# START OF Input material

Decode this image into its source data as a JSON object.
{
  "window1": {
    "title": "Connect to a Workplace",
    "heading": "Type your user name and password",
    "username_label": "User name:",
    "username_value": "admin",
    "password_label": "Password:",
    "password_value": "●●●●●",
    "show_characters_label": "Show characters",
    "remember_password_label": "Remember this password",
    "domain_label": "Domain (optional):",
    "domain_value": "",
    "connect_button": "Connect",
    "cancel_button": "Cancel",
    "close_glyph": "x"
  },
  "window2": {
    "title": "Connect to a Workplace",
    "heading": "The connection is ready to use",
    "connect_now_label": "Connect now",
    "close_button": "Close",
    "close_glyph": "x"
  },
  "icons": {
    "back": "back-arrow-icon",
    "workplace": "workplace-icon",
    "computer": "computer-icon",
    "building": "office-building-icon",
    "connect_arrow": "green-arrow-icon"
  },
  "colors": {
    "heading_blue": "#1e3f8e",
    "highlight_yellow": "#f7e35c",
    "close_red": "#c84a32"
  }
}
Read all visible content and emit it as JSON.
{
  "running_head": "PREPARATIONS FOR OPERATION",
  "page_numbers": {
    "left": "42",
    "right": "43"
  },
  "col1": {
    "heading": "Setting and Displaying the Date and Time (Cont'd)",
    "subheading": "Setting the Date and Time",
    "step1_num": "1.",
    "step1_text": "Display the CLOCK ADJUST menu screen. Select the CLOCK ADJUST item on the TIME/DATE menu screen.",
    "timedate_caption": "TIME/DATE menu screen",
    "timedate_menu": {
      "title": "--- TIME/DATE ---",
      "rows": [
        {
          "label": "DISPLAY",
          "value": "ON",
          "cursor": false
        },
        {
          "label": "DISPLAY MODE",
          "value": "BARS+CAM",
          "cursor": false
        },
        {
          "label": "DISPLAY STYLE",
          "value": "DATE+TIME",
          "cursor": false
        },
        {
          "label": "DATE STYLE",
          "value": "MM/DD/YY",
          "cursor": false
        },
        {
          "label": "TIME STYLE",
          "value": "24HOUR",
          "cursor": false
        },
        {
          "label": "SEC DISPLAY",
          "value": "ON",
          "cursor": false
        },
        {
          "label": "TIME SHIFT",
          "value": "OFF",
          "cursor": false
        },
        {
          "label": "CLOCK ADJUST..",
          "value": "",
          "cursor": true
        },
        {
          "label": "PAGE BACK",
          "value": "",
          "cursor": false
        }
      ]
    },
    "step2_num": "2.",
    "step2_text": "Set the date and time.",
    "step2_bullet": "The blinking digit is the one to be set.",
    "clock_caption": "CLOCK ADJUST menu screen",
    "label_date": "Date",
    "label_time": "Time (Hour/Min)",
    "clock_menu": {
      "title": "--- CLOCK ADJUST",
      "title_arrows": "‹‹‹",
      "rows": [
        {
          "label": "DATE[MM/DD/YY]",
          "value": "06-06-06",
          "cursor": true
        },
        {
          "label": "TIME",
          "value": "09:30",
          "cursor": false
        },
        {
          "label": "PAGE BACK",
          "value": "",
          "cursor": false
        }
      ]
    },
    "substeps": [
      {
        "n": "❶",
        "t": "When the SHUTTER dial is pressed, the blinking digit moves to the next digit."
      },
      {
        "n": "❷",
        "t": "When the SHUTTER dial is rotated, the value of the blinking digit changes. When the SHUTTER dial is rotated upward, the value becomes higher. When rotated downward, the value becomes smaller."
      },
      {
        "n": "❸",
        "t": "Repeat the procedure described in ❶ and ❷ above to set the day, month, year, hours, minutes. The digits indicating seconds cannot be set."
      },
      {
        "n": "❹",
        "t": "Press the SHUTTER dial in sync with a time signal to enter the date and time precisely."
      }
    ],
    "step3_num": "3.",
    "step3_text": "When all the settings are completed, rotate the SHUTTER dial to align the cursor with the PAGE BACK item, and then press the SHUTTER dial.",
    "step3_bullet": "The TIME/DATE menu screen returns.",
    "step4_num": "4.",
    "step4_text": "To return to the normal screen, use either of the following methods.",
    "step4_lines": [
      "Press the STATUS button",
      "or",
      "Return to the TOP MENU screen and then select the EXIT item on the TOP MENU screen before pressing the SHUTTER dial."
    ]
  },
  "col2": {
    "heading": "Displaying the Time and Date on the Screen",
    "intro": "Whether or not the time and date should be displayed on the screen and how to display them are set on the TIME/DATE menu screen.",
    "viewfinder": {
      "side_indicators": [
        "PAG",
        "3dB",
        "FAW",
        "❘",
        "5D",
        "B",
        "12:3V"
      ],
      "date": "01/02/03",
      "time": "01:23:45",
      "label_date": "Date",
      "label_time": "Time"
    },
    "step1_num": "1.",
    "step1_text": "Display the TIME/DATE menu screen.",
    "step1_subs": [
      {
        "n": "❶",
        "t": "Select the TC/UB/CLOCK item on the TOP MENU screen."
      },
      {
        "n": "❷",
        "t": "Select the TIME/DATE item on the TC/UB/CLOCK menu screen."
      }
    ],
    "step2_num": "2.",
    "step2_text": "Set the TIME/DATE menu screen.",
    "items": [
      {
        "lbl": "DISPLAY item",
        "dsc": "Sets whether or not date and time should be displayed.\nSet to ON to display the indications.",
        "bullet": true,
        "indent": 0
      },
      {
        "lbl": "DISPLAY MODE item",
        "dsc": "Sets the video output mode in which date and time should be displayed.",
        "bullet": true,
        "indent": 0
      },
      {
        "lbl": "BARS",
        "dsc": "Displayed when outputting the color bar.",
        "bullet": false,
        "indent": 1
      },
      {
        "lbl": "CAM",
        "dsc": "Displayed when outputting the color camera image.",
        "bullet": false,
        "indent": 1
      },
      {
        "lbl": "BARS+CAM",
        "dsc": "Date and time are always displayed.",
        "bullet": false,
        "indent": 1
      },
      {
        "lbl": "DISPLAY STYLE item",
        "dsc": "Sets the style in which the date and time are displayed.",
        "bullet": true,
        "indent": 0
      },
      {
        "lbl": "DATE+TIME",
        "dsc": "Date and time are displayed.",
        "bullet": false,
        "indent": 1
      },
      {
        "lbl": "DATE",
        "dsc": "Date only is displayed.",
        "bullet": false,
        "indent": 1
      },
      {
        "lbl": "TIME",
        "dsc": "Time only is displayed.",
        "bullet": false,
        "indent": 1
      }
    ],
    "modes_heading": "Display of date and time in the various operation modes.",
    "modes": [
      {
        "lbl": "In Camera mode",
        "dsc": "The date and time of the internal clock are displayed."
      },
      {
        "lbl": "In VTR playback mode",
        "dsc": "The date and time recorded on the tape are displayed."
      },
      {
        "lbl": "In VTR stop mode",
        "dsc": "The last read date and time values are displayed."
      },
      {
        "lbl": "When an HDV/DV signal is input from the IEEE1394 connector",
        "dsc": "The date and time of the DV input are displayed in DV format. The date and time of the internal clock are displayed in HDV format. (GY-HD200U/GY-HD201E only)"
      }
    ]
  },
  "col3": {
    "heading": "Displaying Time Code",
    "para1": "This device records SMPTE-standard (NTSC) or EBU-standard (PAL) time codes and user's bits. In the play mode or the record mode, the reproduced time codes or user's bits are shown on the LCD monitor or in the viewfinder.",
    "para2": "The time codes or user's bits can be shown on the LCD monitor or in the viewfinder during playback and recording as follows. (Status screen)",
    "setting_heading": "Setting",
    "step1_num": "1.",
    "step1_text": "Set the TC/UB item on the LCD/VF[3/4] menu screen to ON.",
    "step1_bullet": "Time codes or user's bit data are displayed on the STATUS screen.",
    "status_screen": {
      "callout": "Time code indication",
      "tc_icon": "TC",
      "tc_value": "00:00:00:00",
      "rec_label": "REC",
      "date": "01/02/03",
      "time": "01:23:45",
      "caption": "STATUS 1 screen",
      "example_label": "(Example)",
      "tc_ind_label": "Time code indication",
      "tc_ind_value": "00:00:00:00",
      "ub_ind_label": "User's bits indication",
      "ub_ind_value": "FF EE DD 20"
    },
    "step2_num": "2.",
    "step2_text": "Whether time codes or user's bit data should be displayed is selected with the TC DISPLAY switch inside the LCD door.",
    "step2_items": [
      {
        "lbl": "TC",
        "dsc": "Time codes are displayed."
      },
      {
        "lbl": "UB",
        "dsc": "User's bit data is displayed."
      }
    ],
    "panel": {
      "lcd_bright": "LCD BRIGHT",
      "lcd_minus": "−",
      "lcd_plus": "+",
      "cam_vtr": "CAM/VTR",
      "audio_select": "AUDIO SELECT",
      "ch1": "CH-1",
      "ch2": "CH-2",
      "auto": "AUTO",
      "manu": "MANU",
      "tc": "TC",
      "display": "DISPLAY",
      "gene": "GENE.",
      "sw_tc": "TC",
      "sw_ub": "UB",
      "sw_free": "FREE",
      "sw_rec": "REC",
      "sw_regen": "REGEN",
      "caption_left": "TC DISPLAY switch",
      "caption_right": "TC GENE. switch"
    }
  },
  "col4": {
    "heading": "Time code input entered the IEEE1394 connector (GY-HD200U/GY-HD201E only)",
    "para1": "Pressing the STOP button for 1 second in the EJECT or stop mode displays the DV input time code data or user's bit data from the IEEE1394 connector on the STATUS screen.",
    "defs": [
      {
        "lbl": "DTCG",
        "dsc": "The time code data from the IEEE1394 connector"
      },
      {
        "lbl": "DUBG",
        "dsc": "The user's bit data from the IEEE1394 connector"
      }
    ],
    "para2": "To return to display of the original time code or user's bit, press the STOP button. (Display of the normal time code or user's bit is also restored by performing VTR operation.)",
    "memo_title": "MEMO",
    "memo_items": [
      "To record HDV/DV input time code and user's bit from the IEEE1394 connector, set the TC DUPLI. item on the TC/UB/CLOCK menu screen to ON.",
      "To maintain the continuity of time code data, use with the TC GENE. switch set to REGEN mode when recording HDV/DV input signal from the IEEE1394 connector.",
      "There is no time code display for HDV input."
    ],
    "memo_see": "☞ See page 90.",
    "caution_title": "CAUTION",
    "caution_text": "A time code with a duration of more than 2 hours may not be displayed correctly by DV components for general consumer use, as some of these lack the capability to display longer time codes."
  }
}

# END OF Input material

### Written task
What is the number of lines above that hold the string "blinking"? Answer with that number alone.

### Response to this exercise
3